* ENUNCIADO A: Selecione cada linha das entradas que contenha a palavra "recycle", respeitando maiúsculas e minúsculas.
═════ EXCERTO DO DOCUMENTO
Exma. Senhora

Presidente do Conselho Diretivo do

Instituto de Segurança Social, I.P.

Rua Rosa Araújo, nº 43

1250-194 Lisboa 

 

 

Sua referência

Sua comunicação

Nossa referência

CD-28063/2015

 

  03/03/2015

S-PdJ/2015/4176

Q-07604/14 (UT4)

 

Lisboa, 17 de julho de 2015

 

Assunto: Processo de racionalização de efetivos

 

 

Recomendação n.º 5/A/2015

(alínea a), do n.º 1, do artigo 20.º, da Lei n.º 9/91, de 9 de abril, na redação dada pela Lei n.º 17/2013, de 18 de fevereiro)

 

            Nos termos e para os efeitos do disposto na alínea a), do n.º 1, do artigo 20.º, da Lei n.º 9/91, de 9 de abril, na redação dada pela Lei n.º 17/2013, de 18 de fevereiro, e em face da motivação seguidamente apresentada, recomendo a V. Exa que:

            revogue os atos que, no âmbito do processo de racionalização de efetivos do Instituto de Segurança Social, I.P. (ISS, IP), determinaram a colocação de trabalhadores em situação de requalificação, com as legais consequências.

 

§1.º – Considerações prévias

1 – A Federação Nacional dos Trabalhadores em Funções Públicas e Sociais (FNSTFPS) bem como vários trabalhadores do ISS, IP, dirigiram-se ao Provedor de Justiça contestando a legalidade do processo de racionalização de efetivos levado a cabo por esse Instituto e que entretanto culminou com a colocação de mais de 600 trabalhadores em situação de requalificação.

2 – Analisado o estudo de avaliação organizacional em que assentou o processo de racionalização de efetivos e em sede de audição prévia[1], foi solicitado à antecessora de V. Exa que, à luz das considerações então tecidas, se pronunciasse, designadamente, no que respeita:

 

i)          À não aplicação do regime de transmissão dos contratos de trabalho, relativamente aos trabalhadores que exerciam funções em estabelecimentos integrados do ISS, IP cuja gestão foi transferida para a Santa Casa da Misericórdia de Lisboa e para Instituições Particulares de Solidariedade Social;

ii)        À insuficiente fundamentação do estudo de avaliação organizacional quanto à determinação dos postos de trabalho necessários;

iii)      À inobservância do direito de participação das associações sindicais, legalmente estabelecido.

3 – Em resposta, através da comunicação em referência foi sustentada a conformidade legal do processo em apreço, em termos que cumpre agora apreciar.
══════════
═════ MATERIAL DA TAREFA
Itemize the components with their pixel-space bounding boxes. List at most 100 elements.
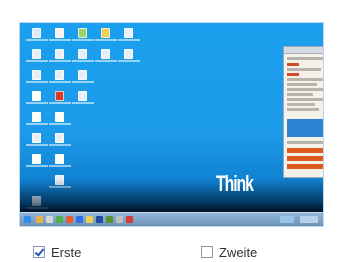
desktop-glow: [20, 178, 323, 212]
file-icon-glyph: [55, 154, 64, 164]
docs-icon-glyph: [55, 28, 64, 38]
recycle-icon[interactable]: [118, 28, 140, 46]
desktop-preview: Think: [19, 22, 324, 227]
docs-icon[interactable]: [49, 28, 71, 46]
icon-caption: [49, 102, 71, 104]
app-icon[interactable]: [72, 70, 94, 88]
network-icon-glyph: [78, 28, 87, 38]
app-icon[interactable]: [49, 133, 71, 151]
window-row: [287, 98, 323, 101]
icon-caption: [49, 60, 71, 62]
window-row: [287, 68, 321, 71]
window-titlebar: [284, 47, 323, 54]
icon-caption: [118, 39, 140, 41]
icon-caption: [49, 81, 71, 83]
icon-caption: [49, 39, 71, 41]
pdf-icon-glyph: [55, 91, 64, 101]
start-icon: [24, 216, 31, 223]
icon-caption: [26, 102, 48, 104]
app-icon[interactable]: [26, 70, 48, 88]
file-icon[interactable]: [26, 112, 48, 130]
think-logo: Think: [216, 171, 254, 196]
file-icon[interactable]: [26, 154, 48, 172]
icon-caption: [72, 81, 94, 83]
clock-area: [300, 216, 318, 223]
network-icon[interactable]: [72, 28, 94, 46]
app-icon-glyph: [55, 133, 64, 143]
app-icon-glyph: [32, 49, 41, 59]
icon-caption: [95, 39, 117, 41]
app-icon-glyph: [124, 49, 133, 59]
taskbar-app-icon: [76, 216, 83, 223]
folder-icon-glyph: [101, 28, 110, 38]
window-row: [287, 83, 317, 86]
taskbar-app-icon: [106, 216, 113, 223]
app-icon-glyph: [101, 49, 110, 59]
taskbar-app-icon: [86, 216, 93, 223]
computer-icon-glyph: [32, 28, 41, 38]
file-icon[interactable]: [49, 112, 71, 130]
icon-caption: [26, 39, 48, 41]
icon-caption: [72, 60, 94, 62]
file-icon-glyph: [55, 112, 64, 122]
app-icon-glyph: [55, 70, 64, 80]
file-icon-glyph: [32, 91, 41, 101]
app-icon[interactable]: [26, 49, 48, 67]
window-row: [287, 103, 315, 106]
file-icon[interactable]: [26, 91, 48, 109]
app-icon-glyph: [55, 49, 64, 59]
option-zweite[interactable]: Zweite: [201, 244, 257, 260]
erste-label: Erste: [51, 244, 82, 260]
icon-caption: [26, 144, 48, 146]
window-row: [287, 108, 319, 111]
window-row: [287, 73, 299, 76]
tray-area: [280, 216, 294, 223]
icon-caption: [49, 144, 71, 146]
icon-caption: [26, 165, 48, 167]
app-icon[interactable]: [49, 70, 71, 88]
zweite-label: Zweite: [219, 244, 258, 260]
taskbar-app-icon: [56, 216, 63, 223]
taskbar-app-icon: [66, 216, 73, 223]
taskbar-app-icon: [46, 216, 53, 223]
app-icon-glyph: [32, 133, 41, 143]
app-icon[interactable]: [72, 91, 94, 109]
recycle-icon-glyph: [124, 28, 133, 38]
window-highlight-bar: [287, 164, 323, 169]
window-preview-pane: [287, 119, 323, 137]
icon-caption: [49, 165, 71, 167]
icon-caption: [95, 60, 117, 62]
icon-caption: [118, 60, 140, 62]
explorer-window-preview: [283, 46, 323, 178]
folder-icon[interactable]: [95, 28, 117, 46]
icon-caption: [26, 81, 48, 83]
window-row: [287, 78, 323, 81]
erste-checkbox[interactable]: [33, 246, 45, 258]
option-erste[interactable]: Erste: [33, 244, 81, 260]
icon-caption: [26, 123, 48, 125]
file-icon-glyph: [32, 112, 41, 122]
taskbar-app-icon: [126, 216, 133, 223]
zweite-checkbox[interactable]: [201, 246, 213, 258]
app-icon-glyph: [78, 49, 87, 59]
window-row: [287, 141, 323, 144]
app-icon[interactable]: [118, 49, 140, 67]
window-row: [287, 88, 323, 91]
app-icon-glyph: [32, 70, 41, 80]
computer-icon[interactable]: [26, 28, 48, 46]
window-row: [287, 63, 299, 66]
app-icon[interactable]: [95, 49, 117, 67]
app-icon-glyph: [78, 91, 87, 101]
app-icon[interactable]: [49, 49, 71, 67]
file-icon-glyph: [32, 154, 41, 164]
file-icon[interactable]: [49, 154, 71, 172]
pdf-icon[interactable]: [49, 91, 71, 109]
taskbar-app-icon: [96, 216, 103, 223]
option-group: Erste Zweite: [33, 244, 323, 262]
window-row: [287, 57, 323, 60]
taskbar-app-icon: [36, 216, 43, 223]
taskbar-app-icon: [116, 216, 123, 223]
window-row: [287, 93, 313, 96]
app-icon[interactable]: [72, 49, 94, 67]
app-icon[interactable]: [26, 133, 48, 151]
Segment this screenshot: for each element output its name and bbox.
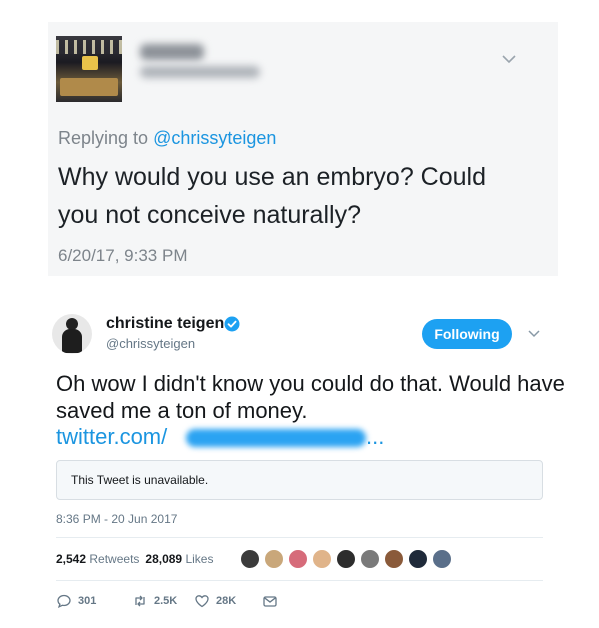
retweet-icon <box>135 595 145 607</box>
══════════
* ENUNCIADO B: Segundo a recomendação acima, quantos trabalhadores do ISS, IP foram colocados em situação de requalificação no processo de racionalização de efetivos?

* RESPOSTA CORRETA A:
recycle-icon[interactable]: [118, 28, 140, 46]
recycle-icon-glyph: [124, 28, 133, 38]

* RESPOSTA CORRETA B: Mais de 600 trabalhadores.